DOCUMENT PASSAGE:
§ §

Number IX (Bomber) Squadron is the oldest dedicated Bomber Squadron in the RAF. IX(B) Squadron formed as a Royal Flying Corps (RFC) unit at St Omer, France on 8 December 1914 by renaming the Wireless Flight of the RFC Headquarters. The Squadron disbanded in March 1915 when its various elements were absorbed into other RFC squadrons, but reformed a month later at Brooklands equipped with BE2Cs. The Squadron then joined the effort in France on reconnaissance and bombing tasks, equipped subsequently with RE8s. Like many other squadrons, it was disbanded in 1919 after a brief period in occupied Germany.

IX (B) Squadron reformed at Upavon on 1 April 1924, equipped with Vickers Vimy night bombers, and then moved to Manston where the large hangars could accommodate the aircraft. In January 1925, the Squadron received the first in a long line of Virginia heavy bombers, which were followed by Heyfords in 1936.

§ §

WHAT YOU WILL DO:
• A. Answer these questions from the IX (Bomber) Squadron history:
(i) Where was the squadron formed on 8 December 1914?
(ii) Which aircraft did the squadron have when it reformed at Brooklands?
(iii) In what year did Heyfords follow the Virginia heavy bombers?
• B. From the IX (Bomber) Squadron history, return the stretch from "Number IX (Bomber)" through "in occupied Germany.", copied word for word.

§ §

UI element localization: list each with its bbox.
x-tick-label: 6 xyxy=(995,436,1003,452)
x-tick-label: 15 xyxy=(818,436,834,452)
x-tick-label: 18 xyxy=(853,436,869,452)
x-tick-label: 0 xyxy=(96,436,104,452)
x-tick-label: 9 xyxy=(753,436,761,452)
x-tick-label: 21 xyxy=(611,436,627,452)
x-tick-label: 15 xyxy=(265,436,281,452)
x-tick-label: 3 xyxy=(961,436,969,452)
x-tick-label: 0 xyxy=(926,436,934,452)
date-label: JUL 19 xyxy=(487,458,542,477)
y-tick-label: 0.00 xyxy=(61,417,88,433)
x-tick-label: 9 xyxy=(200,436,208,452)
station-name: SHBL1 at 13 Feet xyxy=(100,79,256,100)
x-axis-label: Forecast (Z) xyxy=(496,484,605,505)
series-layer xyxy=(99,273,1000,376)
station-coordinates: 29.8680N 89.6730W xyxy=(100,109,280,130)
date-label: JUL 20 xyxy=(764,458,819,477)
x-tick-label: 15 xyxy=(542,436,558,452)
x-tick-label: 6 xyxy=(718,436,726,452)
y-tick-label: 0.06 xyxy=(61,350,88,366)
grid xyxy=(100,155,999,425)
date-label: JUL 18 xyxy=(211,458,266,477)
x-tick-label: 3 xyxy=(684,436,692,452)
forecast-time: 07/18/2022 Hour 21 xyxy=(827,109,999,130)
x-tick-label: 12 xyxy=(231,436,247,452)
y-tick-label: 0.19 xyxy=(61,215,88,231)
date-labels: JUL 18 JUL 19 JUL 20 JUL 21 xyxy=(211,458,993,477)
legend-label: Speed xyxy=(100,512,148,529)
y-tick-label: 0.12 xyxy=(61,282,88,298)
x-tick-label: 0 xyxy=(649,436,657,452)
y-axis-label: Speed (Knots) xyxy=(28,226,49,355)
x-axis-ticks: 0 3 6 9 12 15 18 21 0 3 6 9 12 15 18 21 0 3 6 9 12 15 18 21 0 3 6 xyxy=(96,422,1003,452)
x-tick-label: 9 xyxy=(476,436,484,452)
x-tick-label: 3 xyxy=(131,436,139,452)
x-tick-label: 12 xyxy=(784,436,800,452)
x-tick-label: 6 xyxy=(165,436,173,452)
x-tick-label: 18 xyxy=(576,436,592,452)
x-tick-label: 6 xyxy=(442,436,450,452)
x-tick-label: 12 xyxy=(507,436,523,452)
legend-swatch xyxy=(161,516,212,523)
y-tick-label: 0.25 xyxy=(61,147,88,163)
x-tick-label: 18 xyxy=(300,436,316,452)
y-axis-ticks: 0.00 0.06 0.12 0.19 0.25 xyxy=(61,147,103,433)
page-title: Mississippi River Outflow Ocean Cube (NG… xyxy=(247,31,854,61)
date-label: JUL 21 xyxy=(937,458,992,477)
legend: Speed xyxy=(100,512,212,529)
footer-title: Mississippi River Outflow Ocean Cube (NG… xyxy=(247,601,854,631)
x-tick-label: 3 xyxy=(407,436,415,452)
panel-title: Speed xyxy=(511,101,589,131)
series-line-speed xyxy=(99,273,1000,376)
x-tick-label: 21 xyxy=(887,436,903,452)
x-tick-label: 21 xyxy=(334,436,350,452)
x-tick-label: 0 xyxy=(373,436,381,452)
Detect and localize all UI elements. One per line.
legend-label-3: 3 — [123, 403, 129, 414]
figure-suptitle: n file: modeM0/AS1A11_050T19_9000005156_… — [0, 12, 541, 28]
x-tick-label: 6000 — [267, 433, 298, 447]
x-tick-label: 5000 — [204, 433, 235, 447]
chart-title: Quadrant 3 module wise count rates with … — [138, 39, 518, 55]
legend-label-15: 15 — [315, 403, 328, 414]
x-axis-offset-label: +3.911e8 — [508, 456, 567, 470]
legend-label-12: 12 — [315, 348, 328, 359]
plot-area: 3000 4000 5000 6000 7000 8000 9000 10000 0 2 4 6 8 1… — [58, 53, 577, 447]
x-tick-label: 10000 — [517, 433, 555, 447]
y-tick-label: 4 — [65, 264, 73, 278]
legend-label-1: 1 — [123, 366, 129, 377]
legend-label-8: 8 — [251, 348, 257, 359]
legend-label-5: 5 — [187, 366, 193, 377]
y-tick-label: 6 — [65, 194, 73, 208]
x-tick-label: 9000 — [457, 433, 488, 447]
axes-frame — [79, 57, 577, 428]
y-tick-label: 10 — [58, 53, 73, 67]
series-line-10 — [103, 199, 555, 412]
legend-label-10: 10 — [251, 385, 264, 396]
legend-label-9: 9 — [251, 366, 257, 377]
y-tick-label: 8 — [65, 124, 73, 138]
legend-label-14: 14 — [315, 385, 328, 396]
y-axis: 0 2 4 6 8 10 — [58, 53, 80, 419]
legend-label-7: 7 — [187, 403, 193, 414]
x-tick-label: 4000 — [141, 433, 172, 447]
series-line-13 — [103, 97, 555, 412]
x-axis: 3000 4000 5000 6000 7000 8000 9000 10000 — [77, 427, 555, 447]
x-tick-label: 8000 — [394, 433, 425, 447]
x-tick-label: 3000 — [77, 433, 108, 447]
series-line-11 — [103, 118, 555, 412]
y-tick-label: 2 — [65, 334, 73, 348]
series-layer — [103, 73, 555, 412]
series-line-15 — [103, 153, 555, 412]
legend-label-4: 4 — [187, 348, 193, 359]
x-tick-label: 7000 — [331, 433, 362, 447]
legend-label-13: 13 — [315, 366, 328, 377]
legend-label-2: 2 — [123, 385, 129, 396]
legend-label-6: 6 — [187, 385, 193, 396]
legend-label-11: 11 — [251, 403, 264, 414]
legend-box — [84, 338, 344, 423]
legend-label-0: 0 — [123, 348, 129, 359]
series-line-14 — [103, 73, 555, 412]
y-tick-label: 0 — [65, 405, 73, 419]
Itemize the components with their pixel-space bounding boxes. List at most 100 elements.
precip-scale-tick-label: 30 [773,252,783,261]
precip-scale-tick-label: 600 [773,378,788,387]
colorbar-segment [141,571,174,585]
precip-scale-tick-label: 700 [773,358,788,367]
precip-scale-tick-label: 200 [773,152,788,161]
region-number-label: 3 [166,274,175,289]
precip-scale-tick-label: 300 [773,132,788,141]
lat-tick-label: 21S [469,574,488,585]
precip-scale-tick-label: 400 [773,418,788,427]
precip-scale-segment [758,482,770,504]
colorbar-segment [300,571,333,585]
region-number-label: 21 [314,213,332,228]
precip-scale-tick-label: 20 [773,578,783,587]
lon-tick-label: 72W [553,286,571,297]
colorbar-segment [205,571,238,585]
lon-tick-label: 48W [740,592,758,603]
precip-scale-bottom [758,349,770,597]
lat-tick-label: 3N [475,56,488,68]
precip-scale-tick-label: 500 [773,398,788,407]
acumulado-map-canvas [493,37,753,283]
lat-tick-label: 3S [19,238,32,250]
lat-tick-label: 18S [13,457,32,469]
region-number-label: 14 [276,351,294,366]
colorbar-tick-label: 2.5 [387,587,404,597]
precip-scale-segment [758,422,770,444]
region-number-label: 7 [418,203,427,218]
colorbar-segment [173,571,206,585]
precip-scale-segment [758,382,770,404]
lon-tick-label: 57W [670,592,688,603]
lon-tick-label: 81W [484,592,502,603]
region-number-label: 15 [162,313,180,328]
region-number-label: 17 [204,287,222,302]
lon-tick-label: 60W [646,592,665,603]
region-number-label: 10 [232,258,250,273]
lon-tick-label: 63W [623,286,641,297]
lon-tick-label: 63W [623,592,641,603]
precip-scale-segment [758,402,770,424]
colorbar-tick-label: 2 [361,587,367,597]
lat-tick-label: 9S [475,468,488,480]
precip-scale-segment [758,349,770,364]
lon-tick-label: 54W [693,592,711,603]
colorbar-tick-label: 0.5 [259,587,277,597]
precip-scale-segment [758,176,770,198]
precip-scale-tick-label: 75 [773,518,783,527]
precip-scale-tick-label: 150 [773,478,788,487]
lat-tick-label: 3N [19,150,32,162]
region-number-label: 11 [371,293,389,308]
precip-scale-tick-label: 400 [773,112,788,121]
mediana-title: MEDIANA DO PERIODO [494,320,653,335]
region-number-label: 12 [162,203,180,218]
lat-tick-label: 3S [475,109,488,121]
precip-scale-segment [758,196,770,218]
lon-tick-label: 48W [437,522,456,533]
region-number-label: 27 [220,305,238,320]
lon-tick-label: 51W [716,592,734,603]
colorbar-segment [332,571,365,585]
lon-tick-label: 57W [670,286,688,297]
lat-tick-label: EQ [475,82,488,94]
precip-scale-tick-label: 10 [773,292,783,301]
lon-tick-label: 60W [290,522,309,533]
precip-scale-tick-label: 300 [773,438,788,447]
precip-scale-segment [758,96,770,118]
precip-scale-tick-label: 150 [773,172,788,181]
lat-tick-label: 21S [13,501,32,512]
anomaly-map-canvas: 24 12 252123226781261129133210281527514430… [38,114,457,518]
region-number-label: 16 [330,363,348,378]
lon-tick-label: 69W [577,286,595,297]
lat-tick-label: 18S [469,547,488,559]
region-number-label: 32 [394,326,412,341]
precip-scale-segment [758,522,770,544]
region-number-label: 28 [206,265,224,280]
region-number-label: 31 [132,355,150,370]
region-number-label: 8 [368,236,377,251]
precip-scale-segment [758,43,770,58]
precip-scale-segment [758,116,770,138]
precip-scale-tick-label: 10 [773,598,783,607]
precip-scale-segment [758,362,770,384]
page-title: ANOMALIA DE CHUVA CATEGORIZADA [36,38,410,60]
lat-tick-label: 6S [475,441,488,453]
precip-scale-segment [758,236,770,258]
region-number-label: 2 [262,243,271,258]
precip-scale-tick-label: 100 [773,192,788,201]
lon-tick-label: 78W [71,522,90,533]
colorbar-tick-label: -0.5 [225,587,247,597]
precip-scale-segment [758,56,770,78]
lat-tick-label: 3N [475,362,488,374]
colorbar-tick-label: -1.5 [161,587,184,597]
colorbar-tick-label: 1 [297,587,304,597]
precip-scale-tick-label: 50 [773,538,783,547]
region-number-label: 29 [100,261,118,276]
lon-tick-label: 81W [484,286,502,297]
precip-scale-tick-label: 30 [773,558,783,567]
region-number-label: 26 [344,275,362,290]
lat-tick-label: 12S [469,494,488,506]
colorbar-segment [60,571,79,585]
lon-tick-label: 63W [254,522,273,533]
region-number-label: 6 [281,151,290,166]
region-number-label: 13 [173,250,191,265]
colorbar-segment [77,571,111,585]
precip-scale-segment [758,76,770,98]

§ §

WRITTEN ANSWERS:
• A.
(i) St Omer, France
(ii) BE2Cs
(iii) 1936

• B.
Number IX (Bomber) Squadron is the oldest dedicated Bomber Squadron in the RAF. IX(B) Squadron formed as a Royal Flying Corps (RFC) unit at St Omer, France on 8 December 1914 by renaming the Wireless Flight of the RFC Headquarters. The Squadron disbanded in March 1915 when its various elements were absorbed into other RFC squadrons, but reformed a month later at Brooklands equipped with BE2Cs. The Squadron then joined the effort in France on reconnaissance and bombing tasks, equipped subsequently with RE8s. Like many other squadrons, it was disbanded in 1919 after a brief period in occupied Germany.